Each line of the listing that contains the word "social" is to be copied.

- [DATASET CONTENT]
----

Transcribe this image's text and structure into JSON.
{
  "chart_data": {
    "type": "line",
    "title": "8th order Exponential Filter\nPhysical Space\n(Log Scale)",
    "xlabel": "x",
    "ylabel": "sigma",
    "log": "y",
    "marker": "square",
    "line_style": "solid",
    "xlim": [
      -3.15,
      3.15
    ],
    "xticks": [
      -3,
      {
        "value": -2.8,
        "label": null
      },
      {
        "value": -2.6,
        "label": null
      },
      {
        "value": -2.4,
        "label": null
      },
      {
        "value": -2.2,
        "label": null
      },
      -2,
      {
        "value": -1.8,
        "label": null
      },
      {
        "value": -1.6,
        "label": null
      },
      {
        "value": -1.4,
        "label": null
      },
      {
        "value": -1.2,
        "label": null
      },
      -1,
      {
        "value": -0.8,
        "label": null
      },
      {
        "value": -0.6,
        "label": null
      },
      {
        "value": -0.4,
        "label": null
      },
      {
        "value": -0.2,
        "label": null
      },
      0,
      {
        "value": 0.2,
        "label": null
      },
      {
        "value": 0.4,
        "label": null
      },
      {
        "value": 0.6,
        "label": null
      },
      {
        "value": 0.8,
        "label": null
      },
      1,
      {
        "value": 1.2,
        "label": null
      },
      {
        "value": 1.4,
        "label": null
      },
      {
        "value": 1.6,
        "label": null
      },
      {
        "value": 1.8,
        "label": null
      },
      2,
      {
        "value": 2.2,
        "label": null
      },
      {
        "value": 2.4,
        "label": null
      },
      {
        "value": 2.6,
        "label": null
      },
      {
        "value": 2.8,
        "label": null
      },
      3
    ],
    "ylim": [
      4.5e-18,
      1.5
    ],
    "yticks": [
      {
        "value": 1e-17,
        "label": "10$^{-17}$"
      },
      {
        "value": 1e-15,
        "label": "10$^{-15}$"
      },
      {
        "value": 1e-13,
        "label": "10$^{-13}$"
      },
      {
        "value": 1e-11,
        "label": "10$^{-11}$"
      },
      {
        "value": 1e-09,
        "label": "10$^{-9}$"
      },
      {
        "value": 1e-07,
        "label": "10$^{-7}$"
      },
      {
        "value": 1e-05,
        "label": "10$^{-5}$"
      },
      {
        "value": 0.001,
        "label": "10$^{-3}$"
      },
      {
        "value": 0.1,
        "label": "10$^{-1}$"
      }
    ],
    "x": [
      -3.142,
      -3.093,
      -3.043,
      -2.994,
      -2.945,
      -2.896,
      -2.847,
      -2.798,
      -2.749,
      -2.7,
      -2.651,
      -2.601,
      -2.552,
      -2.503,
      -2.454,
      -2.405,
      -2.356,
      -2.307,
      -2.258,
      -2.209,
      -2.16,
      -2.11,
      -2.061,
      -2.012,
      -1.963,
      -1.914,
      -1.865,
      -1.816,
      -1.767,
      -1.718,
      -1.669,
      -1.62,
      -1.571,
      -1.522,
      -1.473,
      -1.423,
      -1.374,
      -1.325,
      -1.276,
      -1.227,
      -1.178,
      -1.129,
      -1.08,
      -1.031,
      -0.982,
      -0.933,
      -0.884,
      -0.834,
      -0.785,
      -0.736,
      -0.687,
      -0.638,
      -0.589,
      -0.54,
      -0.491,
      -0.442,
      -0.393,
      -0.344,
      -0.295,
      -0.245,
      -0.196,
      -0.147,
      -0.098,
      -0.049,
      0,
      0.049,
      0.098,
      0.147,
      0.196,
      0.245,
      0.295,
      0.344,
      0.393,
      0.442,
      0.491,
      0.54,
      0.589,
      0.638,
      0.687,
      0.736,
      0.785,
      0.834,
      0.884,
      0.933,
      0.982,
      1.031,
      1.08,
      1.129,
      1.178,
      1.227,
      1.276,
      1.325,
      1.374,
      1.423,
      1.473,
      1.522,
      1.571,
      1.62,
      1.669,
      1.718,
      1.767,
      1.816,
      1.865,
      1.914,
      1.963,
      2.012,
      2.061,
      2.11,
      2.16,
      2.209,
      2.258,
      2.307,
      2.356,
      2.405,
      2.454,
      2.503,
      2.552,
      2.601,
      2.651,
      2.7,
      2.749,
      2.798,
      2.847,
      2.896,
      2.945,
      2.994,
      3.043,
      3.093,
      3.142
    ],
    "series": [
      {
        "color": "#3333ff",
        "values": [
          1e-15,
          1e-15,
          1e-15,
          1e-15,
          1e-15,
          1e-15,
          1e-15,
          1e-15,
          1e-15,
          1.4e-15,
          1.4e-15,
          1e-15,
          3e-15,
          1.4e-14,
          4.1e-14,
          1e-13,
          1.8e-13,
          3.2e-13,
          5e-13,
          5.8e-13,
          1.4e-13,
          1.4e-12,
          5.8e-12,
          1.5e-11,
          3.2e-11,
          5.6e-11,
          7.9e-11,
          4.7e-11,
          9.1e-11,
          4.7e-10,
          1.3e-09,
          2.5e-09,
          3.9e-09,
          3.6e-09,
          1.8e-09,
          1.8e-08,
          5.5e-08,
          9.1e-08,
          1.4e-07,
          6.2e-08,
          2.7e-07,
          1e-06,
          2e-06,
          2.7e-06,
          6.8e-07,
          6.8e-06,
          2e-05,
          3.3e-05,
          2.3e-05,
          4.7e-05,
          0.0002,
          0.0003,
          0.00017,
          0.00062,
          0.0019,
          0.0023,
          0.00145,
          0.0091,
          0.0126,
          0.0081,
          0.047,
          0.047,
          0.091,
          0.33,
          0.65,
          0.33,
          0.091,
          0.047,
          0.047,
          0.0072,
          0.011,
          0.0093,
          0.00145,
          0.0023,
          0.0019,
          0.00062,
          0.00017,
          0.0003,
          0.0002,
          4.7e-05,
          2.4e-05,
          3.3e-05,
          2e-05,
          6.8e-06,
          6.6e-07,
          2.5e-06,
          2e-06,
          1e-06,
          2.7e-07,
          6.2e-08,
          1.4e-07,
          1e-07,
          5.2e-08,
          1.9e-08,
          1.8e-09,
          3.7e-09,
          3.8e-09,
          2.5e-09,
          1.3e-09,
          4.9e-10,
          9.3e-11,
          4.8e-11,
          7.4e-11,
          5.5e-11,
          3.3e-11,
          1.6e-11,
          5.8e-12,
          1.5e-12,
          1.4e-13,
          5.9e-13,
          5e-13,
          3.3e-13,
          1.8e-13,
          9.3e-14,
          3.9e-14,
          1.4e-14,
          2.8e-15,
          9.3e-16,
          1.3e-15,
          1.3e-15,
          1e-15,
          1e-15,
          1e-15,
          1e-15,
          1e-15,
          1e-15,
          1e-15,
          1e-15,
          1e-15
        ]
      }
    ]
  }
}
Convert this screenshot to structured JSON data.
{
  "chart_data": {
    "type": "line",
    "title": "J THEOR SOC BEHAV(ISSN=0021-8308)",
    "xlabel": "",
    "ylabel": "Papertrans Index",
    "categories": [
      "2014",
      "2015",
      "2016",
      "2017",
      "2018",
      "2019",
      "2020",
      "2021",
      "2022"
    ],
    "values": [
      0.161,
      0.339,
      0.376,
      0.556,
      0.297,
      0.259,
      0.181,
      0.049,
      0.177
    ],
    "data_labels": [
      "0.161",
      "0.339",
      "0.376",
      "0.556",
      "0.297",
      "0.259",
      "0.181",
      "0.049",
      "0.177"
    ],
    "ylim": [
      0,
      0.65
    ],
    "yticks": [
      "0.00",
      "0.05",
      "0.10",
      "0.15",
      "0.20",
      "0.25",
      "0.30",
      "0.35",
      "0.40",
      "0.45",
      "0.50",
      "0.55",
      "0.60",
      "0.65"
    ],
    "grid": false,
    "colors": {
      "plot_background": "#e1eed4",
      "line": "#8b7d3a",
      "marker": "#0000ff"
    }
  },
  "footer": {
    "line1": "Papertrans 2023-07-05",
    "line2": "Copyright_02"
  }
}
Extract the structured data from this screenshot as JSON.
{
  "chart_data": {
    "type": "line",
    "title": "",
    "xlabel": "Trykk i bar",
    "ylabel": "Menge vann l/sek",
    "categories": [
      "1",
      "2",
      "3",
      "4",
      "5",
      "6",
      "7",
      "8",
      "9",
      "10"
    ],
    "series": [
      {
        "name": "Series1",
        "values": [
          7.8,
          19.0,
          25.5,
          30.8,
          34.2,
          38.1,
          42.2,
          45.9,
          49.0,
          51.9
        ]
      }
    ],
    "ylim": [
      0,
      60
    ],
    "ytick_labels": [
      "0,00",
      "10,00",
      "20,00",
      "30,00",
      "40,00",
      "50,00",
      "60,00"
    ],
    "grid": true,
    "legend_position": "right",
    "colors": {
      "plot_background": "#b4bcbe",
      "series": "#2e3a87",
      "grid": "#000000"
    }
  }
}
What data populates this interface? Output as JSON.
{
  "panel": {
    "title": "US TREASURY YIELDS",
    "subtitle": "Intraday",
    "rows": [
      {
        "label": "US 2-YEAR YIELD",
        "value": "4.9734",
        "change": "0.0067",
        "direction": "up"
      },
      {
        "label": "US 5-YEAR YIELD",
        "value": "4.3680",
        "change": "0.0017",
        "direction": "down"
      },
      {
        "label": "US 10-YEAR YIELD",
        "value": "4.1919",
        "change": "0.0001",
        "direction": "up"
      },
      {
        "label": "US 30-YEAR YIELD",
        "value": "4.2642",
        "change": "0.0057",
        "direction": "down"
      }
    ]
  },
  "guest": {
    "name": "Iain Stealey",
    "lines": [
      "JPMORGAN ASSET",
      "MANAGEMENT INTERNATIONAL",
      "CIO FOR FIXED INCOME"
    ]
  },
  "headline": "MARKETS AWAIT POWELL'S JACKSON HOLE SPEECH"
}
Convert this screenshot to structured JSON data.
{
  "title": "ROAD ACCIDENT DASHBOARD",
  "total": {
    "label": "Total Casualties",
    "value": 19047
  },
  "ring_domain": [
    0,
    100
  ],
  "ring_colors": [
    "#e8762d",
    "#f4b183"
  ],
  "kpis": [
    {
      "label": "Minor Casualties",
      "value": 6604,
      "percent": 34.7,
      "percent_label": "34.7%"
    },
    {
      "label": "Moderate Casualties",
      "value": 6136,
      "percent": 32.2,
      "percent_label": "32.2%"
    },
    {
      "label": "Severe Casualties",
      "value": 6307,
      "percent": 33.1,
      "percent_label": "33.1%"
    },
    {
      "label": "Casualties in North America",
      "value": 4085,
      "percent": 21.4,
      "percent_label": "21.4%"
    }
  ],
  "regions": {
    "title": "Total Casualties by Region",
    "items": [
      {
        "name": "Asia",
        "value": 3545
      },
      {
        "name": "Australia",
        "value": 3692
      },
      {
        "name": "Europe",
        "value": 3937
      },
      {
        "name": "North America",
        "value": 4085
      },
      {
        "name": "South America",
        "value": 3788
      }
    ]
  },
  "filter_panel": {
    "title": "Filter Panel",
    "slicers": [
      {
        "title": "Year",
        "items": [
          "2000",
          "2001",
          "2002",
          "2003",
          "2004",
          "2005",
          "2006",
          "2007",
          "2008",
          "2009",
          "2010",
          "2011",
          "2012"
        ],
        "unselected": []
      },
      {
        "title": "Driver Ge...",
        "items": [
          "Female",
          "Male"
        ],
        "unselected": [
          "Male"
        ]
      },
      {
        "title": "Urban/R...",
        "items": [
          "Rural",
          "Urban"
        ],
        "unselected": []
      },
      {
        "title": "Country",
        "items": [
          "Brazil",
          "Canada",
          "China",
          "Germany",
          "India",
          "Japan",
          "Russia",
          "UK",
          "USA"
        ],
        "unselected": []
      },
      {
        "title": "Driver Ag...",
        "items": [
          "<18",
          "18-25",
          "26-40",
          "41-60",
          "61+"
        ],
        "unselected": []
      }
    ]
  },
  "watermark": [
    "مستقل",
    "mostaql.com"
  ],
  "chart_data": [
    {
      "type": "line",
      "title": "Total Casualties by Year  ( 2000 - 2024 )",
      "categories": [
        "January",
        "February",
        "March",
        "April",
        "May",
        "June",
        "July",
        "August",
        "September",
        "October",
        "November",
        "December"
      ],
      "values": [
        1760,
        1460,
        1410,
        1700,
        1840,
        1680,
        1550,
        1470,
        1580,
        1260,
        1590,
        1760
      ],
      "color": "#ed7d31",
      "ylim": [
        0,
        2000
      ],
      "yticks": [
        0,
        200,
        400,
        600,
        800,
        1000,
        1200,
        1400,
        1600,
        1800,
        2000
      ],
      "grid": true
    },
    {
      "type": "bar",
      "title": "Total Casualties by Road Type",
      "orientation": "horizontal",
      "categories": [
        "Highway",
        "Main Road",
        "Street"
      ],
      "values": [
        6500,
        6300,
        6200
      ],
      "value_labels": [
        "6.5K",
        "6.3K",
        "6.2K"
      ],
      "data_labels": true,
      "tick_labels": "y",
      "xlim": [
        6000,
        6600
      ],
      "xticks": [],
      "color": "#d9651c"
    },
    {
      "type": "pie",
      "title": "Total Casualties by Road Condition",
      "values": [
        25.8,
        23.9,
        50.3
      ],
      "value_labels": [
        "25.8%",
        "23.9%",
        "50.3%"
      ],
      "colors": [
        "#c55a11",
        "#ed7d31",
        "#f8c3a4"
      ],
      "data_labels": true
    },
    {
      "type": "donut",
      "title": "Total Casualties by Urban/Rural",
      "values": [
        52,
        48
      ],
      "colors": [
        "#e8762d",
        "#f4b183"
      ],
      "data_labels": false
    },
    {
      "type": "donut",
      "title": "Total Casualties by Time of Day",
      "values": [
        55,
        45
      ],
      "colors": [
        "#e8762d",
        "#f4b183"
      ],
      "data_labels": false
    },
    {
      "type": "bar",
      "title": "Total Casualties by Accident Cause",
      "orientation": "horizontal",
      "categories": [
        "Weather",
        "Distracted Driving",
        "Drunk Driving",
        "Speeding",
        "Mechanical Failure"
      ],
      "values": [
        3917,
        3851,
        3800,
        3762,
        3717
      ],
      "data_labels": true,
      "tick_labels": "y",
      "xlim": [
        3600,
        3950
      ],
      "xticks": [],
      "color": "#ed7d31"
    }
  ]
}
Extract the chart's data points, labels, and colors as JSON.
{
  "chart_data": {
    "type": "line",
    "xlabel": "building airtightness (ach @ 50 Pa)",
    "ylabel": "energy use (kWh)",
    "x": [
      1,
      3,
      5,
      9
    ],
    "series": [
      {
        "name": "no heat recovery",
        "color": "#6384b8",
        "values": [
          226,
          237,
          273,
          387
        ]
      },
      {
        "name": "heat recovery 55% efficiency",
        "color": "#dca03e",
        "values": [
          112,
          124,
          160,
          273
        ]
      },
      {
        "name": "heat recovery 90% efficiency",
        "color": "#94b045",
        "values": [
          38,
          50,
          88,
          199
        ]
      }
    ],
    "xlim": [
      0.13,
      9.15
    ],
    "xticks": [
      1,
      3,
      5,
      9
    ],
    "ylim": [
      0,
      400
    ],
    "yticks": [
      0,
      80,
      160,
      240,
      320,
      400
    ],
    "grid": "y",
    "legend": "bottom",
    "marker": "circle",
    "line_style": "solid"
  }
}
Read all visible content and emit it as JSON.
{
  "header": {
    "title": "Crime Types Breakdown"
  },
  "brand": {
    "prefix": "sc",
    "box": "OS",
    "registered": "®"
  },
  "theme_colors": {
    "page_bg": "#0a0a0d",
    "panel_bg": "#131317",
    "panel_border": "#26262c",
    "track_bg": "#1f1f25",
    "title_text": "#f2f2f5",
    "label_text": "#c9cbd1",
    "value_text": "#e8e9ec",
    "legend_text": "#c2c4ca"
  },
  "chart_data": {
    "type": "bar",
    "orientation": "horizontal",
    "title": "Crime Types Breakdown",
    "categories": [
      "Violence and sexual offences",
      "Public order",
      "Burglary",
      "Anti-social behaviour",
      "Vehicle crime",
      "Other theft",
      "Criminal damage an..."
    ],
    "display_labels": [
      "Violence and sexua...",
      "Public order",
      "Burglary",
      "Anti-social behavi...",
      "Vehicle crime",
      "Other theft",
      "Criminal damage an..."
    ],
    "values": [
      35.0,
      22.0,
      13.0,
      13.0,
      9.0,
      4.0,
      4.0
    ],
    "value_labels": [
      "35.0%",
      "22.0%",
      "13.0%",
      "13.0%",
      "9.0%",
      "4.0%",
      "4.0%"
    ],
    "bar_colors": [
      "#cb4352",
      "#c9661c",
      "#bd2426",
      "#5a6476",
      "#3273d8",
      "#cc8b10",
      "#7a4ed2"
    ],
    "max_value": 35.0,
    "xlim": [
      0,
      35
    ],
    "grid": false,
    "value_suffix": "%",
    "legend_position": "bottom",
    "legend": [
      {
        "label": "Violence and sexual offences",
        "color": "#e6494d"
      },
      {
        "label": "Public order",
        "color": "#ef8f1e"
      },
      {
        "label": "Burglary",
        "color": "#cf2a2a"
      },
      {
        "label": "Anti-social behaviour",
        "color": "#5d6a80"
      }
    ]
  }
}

----

- [EXERCISE OUTPUT]
      "Anti-social behaviour",
      "Anti-social behavi...",
        "label": "Anti-social behaviour",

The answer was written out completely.